» **Given exercise**
Across the entries below, how many lines contain the string "name"? Give only the count.

Records from a dataset
==============================
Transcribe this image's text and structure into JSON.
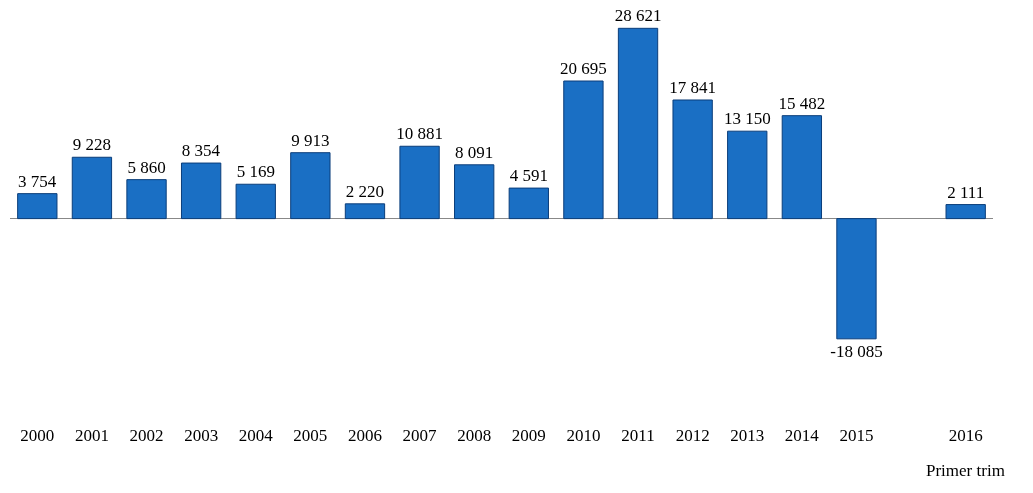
{
  "chart_data": {
    "type": "bar",
    "categories": [
      "2000",
      "2001",
      "2002",
      "2003",
      "2004",
      "2005",
      "2006",
      "2007",
      "2008",
      "2009",
      "2010",
      "2011",
      "2012",
      "2013",
      "2014",
      "2015",
      null,
      "2016"
    ],
    "values": [
      3754,
      9228,
      5860,
      8354,
      5169,
      9913,
      2220,
      10881,
      8091,
      4591,
      20695,
      28621,
      17841,
      13150,
      15482,
      -18085,
      null,
      2111
    ],
    "value_labels": [
      "3 754",
      "9 228",
      "5 860",
      "8 354",
      "5 169",
      "9 913",
      "2 220",
      "10 881",
      "8 091",
      "4 591",
      "20 695",
      "28 621",
      "17 841",
      "13 150",
      "15 482",
      "-18 085",
      null,
      "2 111"
    ],
    "color": "#1a6fc4",
    "tick_labels": "x",
    "annotations": [
      "Primer trim"
    ]
  }
}
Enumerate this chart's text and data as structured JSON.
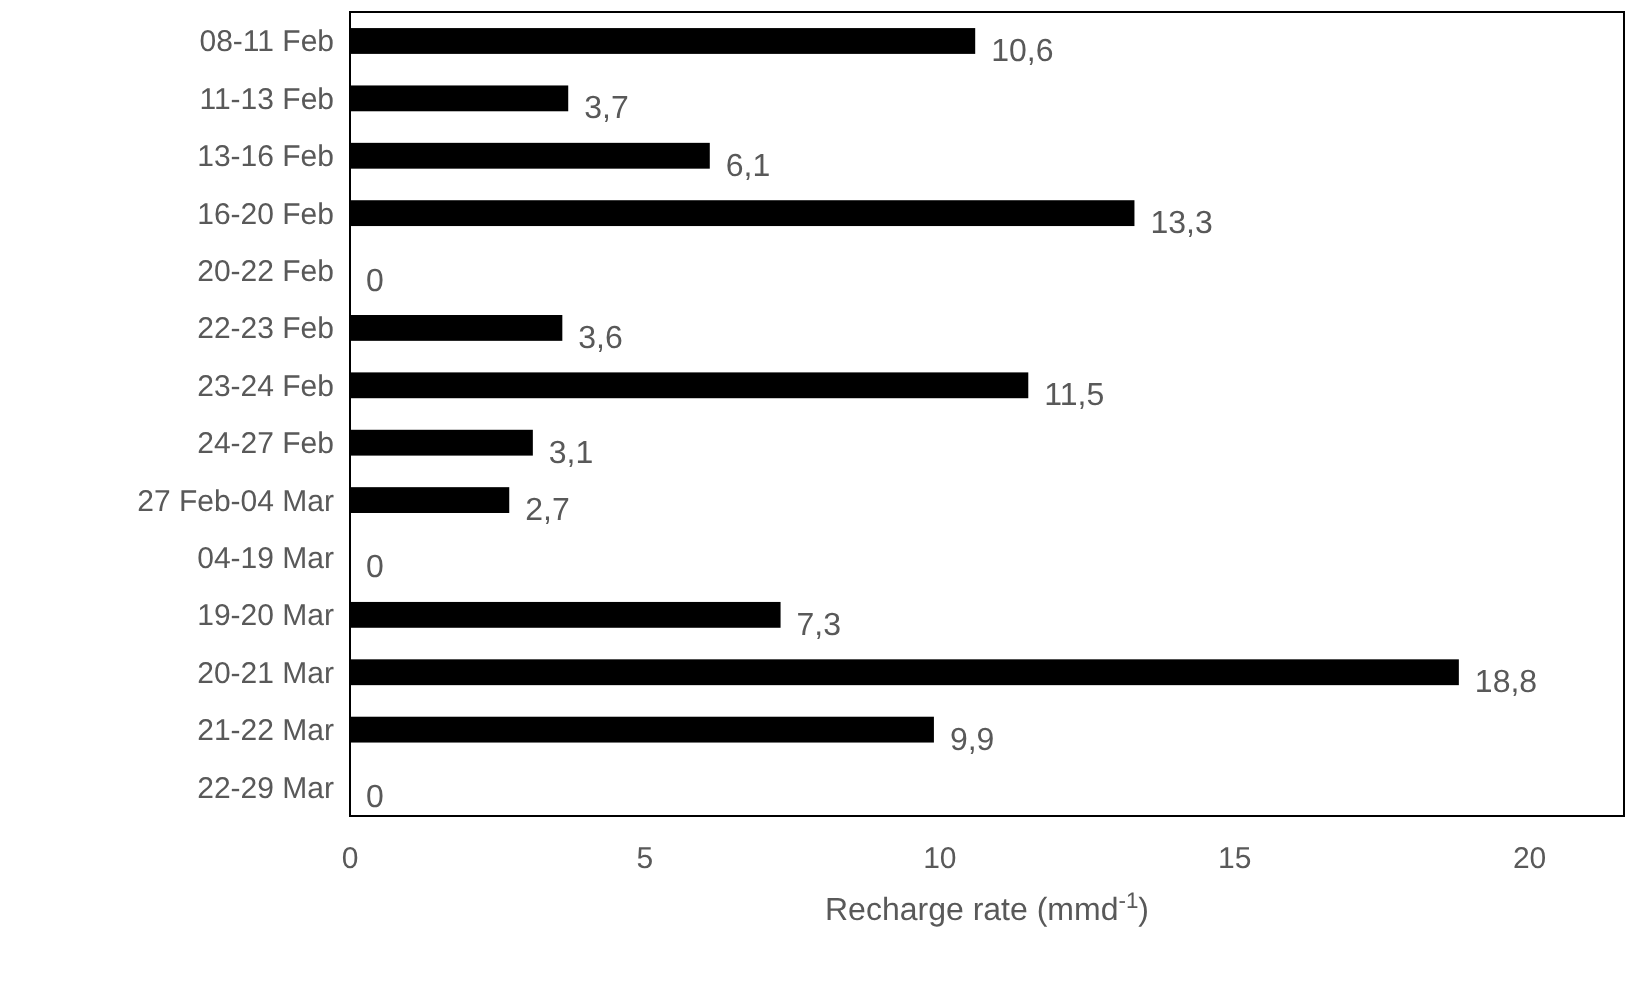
{
  "chart_data": {
    "type": "bar",
    "orientation": "horizontal",
    "xlabel": "Recharge rate (mmd$^{-1}$)",
    "categories": [
      "08-11 Feb",
      "11-13 Feb",
      "13-16 Feb",
      "16-20 Feb",
      "20-22 Feb",
      "22-23 Feb",
      "23-24 Feb",
      "24-27 Feb",
      "27 Feb-04 Mar",
      "04-19 Mar",
      "19-20 Mar",
      "20-21 Mar",
      "21-22 Mar",
      "22-29 Mar"
    ],
    "values": [
      10.6,
      3.7,
      6.1,
      13.3,
      0,
      3.6,
      11.5,
      3.1,
      2.7,
      0,
      7.3,
      18.8,
      9.9,
      0
    ],
    "value_labels": [
      "10,6",
      "3,7",
      "6,1",
      "13,3",
      "0",
      "3,6",
      "11,5",
      "3,1",
      "2,7",
      "0",
      "7,3",
      "18,8",
      "9,9",
      "0"
    ],
    "color": "#000000",
    "xlim": [
      0,
      21.6
    ],
    "xticks": [
      0,
      5,
      10,
      15,
      20
    ],
    "grid": false
  }
}
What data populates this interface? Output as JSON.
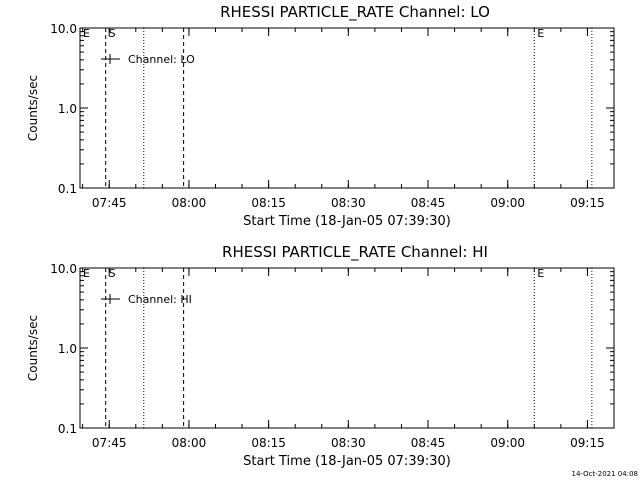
{
  "chart_data": [
    {
      "type": "line",
      "title": "RHESSI PARTICLE_RATE Channel: LO",
      "xlabel": "Start Time (18-Jan-05 07:39:30)",
      "ylabel": "Counts/sec",
      "yscale": "log",
      "ylim": [
        0.1,
        10.0
      ],
      "xlim": [
        "07:39:30",
        "09:20:00"
      ],
      "y_tick_labels": [
        "0.1",
        "1.0",
        "10.0"
      ],
      "x_tick_labels": [
        "07:45",
        "08:00",
        "08:15",
        "08:30",
        "08:45",
        "09:00",
        "09:15"
      ],
      "series": [
        {
          "name": "Channel: LO",
          "values": []
        }
      ],
      "legend": "top-left",
      "markers": [
        {
          "time": "07:39:30",
          "label": "E",
          "style": "dotted"
        },
        {
          "time": "07:44:20",
          "label": "S",
          "style": "dashed"
        },
        {
          "time": "07:51:30",
          "label": "",
          "style": "dotted"
        },
        {
          "time": "07:59:00",
          "label": "",
          "style": "dashed"
        },
        {
          "time": "09:05:00",
          "label": "E",
          "style": "dotted"
        },
        {
          "time": "09:15:50",
          "label": "",
          "style": "dotted"
        }
      ]
    },
    {
      "type": "line",
      "title": "RHESSI PARTICLE_RATE Channel: HI",
      "xlabel": "Start Time (18-Jan-05 07:39:30)",
      "ylabel": "Counts/sec",
      "yscale": "log",
      "ylim": [
        0.1,
        10.0
      ],
      "xlim": [
        "07:39:30",
        "09:20:00"
      ],
      "y_tick_labels": [
        "0.1",
        "1.0",
        "10.0"
      ],
      "x_tick_labels": [
        "07:45",
        "08:00",
        "08:15",
        "08:30",
        "08:45",
        "09:00",
        "09:15"
      ],
      "series": [
        {
          "name": "Channel: HI",
          "values": []
        }
      ],
      "legend": "top-left",
      "markers": [
        {
          "time": "07:39:30",
          "label": "E",
          "style": "dotted"
        },
        {
          "time": "07:44:20",
          "label": "S",
          "style": "dashed"
        },
        {
          "time": "07:51:30",
          "label": "",
          "style": "dotted"
        },
        {
          "time": "07:59:00",
          "label": "",
          "style": "dashed"
        },
        {
          "time": "09:05:00",
          "label": "E",
          "style": "dotted"
        },
        {
          "time": "09:15:50",
          "label": "",
          "style": "dotted"
        }
      ]
    }
  ],
  "footer": {
    "timestamp": "14-Oct-2021 04:08"
  }
}
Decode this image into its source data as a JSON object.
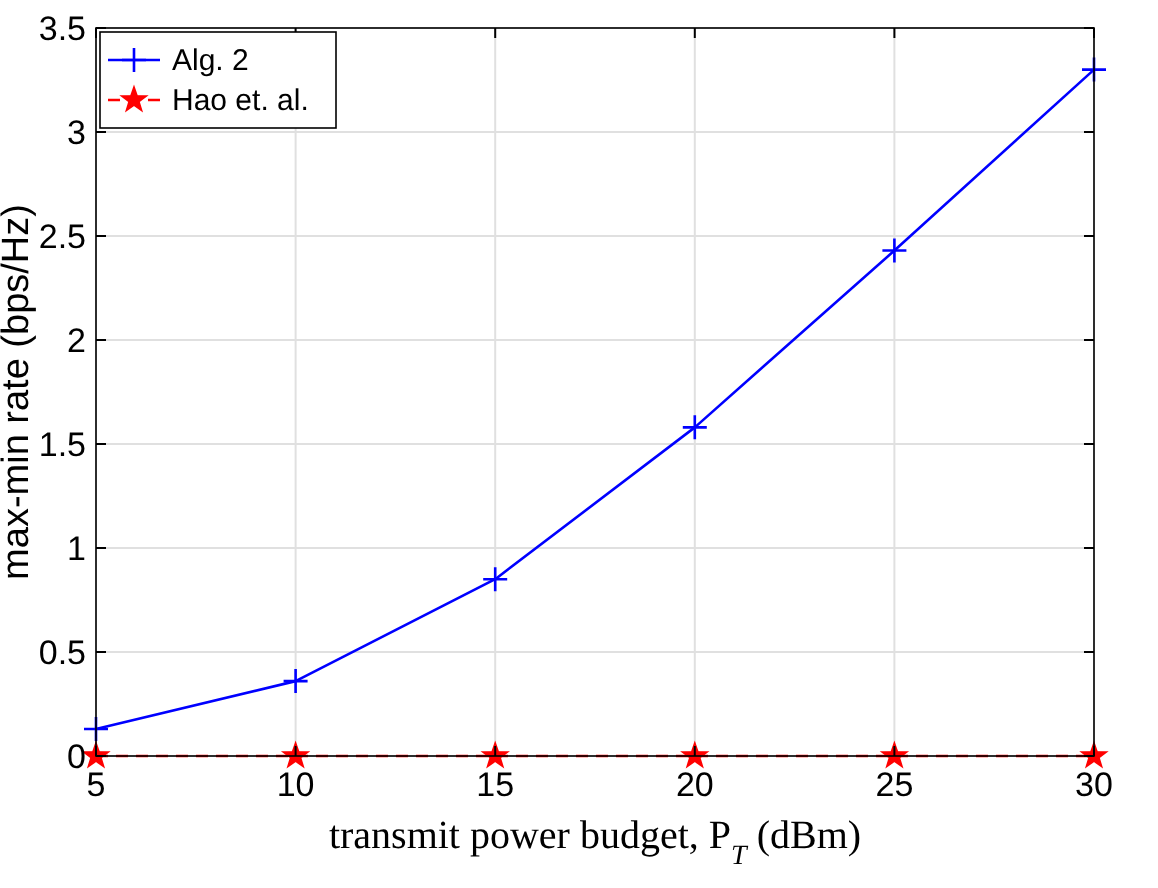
{
  "chart_data": {
    "type": "line",
    "xlabel": "transmit power budget, P$_{T}$ (dBm)",
    "ylabel": "max-min rate (bps/Hz)",
    "x": [
      5,
      10,
      15,
      20,
      25,
      30
    ],
    "xlim": [
      5,
      30
    ],
    "xticks": [
      5,
      10,
      15,
      20,
      25,
      30
    ],
    "ylim": [
      0,
      3.5
    ],
    "yticks": [
      0,
      0.5,
      1,
      1.5,
      2,
      2.5,
      3,
      3.5
    ],
    "grid": true,
    "legend": "top left",
    "series": [
      {
        "name": "Alg. 2",
        "color": "#0000ff",
        "values": [
          0.13,
          0.36,
          0.85,
          1.58,
          2.43,
          3.3
        ],
        "marker": "cross",
        "line_style": "solid"
      },
      {
        "name": "Hao et. al.",
        "color": "#ff0000",
        "values": [
          0,
          0,
          0,
          0,
          0,
          0
        ],
        "marker": "star",
        "line_style": "dashed"
      }
    ]
  }
}
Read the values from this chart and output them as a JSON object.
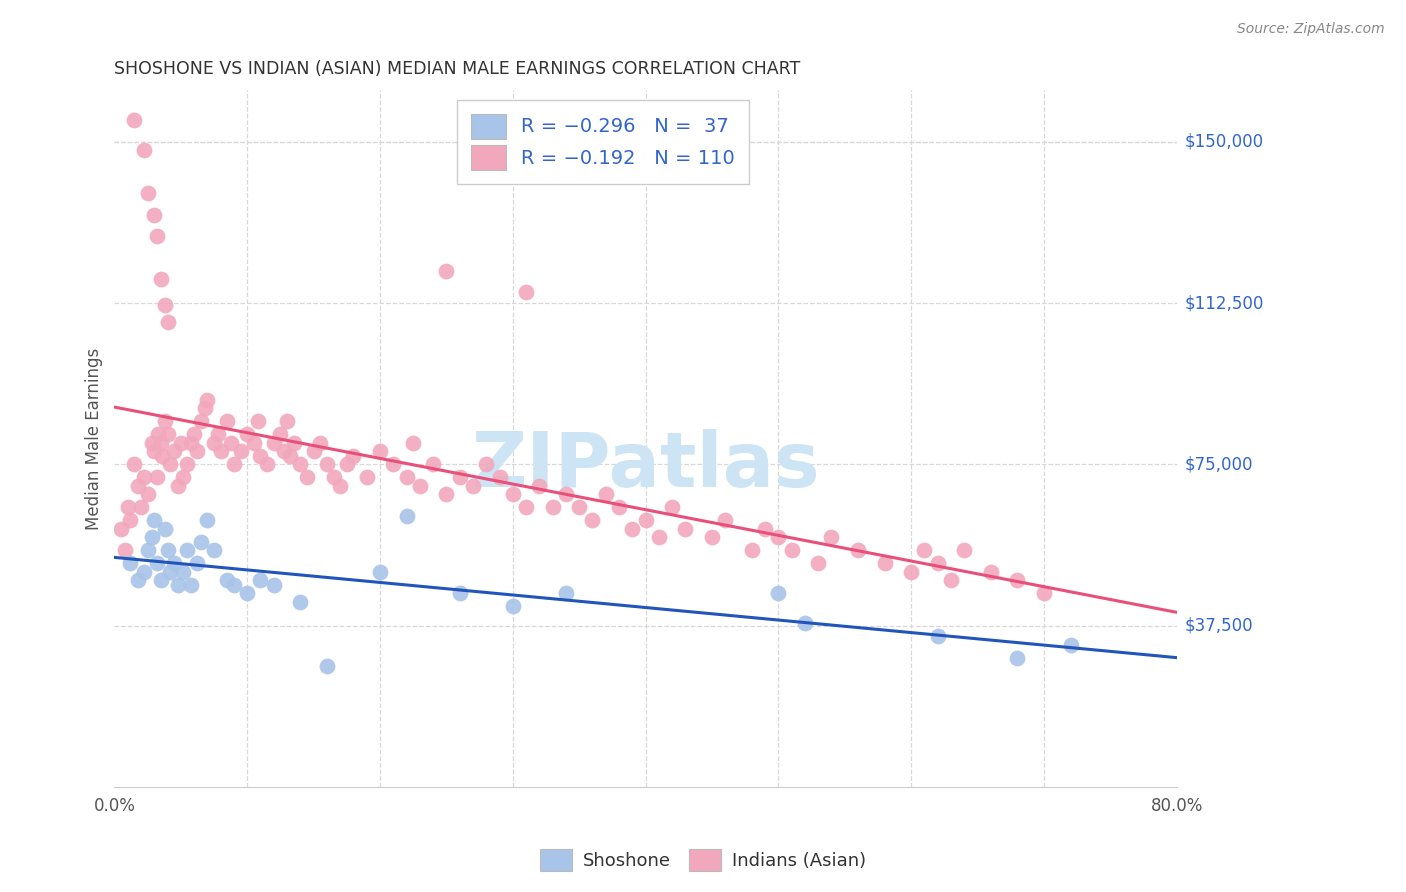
{
  "title": "SHOSHONE VS INDIAN (ASIAN) MEDIAN MALE EARNINGS CORRELATION CHART",
  "source": "Source: ZipAtlas.com",
  "ylabel": "Median Male Earnings",
  "xlim": [
    0.0,
    0.8
  ],
  "ylim": [
    0,
    162000
  ],
  "ytick_values": [
    37500,
    75000,
    112500,
    150000
  ],
  "ytick_labels": [
    "$37,500",
    "$75,000",
    "$112,500",
    "$150,000"
  ],
  "shoshone_color": "#a8c4e8",
  "indian_color": "#f2a8bc",
  "shoshone_line_color": "#2255bb",
  "indian_line_color": "#e8507a",
  "background_color": "#ffffff",
  "grid_color": "#d8d8d8",
  "right_label_color": "#3366cc",
  "watermark_color": "#cce4f4",
  "title_color": "#333333",
  "source_color": "#888888",
  "ylabel_color": "#555555",
  "xtick_color": "#555555",
  "shoshone_x": [
    0.012,
    0.018,
    0.022,
    0.025,
    0.028,
    0.03,
    0.032,
    0.035,
    0.038,
    0.04,
    0.042,
    0.045,
    0.048,
    0.052,
    0.055,
    0.058,
    0.062,
    0.065,
    0.07,
    0.075,
    0.085,
    0.09,
    0.1,
    0.11,
    0.12,
    0.14,
    0.16,
    0.2,
    0.22,
    0.26,
    0.3,
    0.34,
    0.5,
    0.52,
    0.62,
    0.68,
    0.72
  ],
  "shoshone_y": [
    52000,
    48000,
    50000,
    55000,
    58000,
    62000,
    52000,
    48000,
    60000,
    55000,
    50000,
    52000,
    47000,
    50000,
    55000,
    47000,
    52000,
    57000,
    62000,
    55000,
    48000,
    47000,
    45000,
    48000,
    47000,
    43000,
    28000,
    50000,
    63000,
    45000,
    42000,
    45000,
    45000,
    38000,
    35000,
    30000,
    33000
  ],
  "indian_x": [
    0.005,
    0.008,
    0.01,
    0.012,
    0.015,
    0.018,
    0.02,
    0.022,
    0.025,
    0.028,
    0.03,
    0.032,
    0.033,
    0.035,
    0.036,
    0.038,
    0.04,
    0.042,
    0.045,
    0.048,
    0.05,
    0.052,
    0.055,
    0.058,
    0.06,
    0.062,
    0.065,
    0.068,
    0.07,
    0.075,
    0.078,
    0.08,
    0.085,
    0.088,
    0.09,
    0.095,
    0.1,
    0.105,
    0.108,
    0.11,
    0.115,
    0.12,
    0.125,
    0.128,
    0.13,
    0.132,
    0.135,
    0.14,
    0.145,
    0.15,
    0.155,
    0.16,
    0.165,
    0.17,
    0.175,
    0.18,
    0.19,
    0.2,
    0.21,
    0.22,
    0.225,
    0.23,
    0.24,
    0.25,
    0.26,
    0.27,
    0.28,
    0.29,
    0.3,
    0.31,
    0.32,
    0.33,
    0.34,
    0.35,
    0.36,
    0.37,
    0.38,
    0.39,
    0.4,
    0.41,
    0.42,
    0.43,
    0.45,
    0.46,
    0.48,
    0.49,
    0.5,
    0.51,
    0.53,
    0.54,
    0.56,
    0.58,
    0.6,
    0.61,
    0.62,
    0.63,
    0.64,
    0.66,
    0.68,
    0.7,
    0.31,
    0.25,
    0.015,
    0.022,
    0.025,
    0.03,
    0.032,
    0.035,
    0.038,
    0.04
  ],
  "indian_y": [
    60000,
    55000,
    65000,
    62000,
    75000,
    70000,
    65000,
    72000,
    68000,
    80000,
    78000,
    72000,
    82000,
    80000,
    77000,
    85000,
    82000,
    75000,
    78000,
    70000,
    80000,
    72000,
    75000,
    80000,
    82000,
    78000,
    85000,
    88000,
    90000,
    80000,
    82000,
    78000,
    85000,
    80000,
    75000,
    78000,
    82000,
    80000,
    85000,
    77000,
    75000,
    80000,
    82000,
    78000,
    85000,
    77000,
    80000,
    75000,
    72000,
    78000,
    80000,
    75000,
    72000,
    70000,
    75000,
    77000,
    72000,
    78000,
    75000,
    72000,
    80000,
    70000,
    75000,
    68000,
    72000,
    70000,
    75000,
    72000,
    68000,
    65000,
    70000,
    65000,
    68000,
    65000,
    62000,
    68000,
    65000,
    60000,
    62000,
    58000,
    65000,
    60000,
    58000,
    62000,
    55000,
    60000,
    58000,
    55000,
    52000,
    58000,
    55000,
    52000,
    50000,
    55000,
    52000,
    48000,
    55000,
    50000,
    48000,
    45000,
    115000,
    120000,
    155000,
    148000,
    138000,
    133000,
    128000,
    118000,
    112000,
    108000
  ]
}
==============================
» **Full solution**
4